> **ARTICLE**:
☆ ☆ ☆

Marty'S Groovy Graphing

Use Marty's distance sensor to create displacement-time graphs of a moving object

Introduction

Using Scratch 3 and a distance sensor, you will write code to move a sprite on-screen in real time to sketch a displacement-time graph of the motion of an object (or person!) moving towards and away from Marty.

Using information from Marty's distance sensor, an on-screen sprite will move in real-time to sketch a displacement-time graph of the motion of an object moving towards and away from the distance sensor.

what you will need

What will you learn about?

  • How to use the distance sensor to control an on-screen sprite
  • How to use lists, variables, operator and control blocks
  • How to add pen blocks

extra information for educators

This cross-circular activity can be linked to the Responding to Our Environment and Programming Concepts 2 lesson packs.

As this activity uses concepts from Physics often investigated when studying forces and motion, the activity also partially addresses benchmarks in the following curriculum areas:

  • Curriculum for Excellence (Sciences)
  • National Curriculum (Science)
  • F-10 Curriculum (Science)

☆ ☆ ☆

> **TASK**: Could you repeat the part of the Marty graphing activity page from "Marty'S Groovy Graphing" to "you learn about?"?

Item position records
☆ ☆ ☆

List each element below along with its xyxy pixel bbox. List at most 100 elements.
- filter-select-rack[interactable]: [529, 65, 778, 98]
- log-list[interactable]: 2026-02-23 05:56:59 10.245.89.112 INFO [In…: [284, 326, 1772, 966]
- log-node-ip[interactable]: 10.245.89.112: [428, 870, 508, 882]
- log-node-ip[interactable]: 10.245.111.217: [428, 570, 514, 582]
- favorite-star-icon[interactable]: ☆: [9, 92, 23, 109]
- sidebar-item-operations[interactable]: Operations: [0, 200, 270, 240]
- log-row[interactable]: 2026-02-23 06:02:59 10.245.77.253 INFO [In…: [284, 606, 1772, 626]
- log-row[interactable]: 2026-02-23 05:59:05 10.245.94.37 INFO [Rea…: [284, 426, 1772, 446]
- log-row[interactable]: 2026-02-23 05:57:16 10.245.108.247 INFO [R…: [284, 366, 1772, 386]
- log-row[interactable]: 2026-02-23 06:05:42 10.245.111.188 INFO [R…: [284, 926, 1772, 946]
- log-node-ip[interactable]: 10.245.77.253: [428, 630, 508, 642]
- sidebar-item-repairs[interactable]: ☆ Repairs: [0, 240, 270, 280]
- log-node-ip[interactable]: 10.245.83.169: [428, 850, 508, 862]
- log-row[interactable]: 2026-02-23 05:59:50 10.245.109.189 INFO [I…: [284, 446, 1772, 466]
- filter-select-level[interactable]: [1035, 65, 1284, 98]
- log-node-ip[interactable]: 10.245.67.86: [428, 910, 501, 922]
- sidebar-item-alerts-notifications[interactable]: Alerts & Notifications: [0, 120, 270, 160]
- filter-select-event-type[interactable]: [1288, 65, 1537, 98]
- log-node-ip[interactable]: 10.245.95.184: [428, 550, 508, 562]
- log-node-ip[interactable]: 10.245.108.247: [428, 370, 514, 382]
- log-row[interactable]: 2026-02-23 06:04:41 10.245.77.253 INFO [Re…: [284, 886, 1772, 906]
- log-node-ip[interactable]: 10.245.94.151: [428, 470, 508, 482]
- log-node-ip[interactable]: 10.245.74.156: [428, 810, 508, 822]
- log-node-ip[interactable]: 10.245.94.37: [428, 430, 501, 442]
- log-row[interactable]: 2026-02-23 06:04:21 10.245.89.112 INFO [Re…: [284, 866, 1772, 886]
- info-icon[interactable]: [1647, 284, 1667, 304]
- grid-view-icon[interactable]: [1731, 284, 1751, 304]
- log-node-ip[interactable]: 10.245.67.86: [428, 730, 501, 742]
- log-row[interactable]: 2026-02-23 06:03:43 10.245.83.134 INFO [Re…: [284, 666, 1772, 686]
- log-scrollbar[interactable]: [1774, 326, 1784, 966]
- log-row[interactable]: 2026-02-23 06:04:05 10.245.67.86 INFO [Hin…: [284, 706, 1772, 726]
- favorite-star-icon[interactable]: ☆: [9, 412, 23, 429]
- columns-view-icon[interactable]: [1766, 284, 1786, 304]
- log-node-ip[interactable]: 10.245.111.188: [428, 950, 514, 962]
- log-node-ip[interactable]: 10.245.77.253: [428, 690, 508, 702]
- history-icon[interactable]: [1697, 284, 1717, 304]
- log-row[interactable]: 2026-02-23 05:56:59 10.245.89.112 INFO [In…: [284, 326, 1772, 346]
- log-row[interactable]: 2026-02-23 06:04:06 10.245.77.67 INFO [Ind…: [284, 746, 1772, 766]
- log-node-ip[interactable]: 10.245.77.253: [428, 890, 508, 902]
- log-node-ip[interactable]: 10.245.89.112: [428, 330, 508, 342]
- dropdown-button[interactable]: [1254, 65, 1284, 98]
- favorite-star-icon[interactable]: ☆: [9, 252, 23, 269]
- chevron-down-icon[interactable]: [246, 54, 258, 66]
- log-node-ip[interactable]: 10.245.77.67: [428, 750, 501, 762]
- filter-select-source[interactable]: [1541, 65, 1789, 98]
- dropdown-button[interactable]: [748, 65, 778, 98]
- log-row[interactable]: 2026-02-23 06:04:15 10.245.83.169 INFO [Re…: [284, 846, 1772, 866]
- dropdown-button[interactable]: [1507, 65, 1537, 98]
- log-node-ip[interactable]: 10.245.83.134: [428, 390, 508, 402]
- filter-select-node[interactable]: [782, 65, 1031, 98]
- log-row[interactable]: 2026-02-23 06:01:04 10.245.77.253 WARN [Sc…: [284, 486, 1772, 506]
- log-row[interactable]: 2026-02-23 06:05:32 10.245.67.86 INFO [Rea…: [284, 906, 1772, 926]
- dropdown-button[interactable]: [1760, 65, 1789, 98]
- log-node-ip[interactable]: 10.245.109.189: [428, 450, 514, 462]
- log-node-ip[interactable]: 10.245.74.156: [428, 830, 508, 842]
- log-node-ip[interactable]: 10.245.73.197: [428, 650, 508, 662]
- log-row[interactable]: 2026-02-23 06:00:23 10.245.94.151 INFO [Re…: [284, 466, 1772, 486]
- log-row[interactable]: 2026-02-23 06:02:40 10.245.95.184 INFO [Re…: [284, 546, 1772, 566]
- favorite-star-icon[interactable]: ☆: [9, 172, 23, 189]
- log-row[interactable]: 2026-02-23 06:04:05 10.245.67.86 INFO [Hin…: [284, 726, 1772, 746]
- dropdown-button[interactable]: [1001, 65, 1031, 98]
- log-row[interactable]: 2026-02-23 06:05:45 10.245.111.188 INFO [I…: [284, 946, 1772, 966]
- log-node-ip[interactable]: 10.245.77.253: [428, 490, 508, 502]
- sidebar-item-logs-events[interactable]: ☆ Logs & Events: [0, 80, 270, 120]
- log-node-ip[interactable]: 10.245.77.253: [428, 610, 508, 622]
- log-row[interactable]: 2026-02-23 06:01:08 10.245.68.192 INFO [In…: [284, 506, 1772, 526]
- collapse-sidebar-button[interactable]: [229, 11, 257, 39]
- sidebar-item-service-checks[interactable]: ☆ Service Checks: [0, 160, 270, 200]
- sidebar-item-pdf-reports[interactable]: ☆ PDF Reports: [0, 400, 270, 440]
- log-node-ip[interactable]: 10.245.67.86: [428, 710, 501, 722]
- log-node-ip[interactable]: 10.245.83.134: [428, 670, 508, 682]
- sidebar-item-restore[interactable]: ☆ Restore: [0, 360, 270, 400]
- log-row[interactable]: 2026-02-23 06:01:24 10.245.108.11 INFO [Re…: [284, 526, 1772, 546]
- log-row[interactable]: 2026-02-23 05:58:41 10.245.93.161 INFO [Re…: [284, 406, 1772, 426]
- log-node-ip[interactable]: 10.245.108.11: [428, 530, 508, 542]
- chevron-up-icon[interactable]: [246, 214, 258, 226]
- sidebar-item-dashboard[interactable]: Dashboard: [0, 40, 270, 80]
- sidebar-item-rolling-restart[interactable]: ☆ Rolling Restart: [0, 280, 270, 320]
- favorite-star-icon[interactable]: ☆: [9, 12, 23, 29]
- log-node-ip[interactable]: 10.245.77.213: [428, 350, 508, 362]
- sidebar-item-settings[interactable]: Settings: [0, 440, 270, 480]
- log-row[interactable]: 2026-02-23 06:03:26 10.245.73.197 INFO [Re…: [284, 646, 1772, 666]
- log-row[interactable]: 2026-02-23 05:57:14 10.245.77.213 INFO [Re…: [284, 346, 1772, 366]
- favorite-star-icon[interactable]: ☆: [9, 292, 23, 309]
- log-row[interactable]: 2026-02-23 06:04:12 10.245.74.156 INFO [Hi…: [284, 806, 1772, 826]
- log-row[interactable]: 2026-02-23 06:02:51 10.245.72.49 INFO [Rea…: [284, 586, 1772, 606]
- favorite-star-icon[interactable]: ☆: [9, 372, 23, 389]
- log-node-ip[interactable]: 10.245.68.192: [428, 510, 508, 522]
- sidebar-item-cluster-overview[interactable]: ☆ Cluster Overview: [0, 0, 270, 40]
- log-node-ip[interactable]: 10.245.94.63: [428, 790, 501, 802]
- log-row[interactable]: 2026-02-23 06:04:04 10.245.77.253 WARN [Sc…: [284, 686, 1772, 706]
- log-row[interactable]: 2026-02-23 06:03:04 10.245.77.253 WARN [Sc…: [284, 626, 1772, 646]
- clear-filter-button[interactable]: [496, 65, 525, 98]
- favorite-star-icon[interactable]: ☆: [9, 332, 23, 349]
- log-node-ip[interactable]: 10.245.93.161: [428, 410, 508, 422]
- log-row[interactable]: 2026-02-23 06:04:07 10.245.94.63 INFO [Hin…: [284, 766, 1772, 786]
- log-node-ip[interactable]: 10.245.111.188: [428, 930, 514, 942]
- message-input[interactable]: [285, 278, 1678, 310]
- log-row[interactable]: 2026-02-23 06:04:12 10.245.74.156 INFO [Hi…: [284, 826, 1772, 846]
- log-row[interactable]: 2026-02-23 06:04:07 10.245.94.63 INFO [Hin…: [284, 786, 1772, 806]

☆ ☆ ☆

> **RESPONSE TO THE TASK**:
Marty'S Groovy Graphing

Use Marty's distance sensor to create displacement-time graphs of a moving object

Introduction

Using Scratch 3 and a distance sensor, you will write code to move a sprite on-screen in real time to sketch a displacement-time graph of the motion of an object (or person!) moving towards and away from Marty.

Using information from Marty's distance sensor, an on-screen sprite will move in real-time to sketch a displacement-time graph of the motion of an object moving towards and away from the distance sensor.

what you will need

What will you learn about?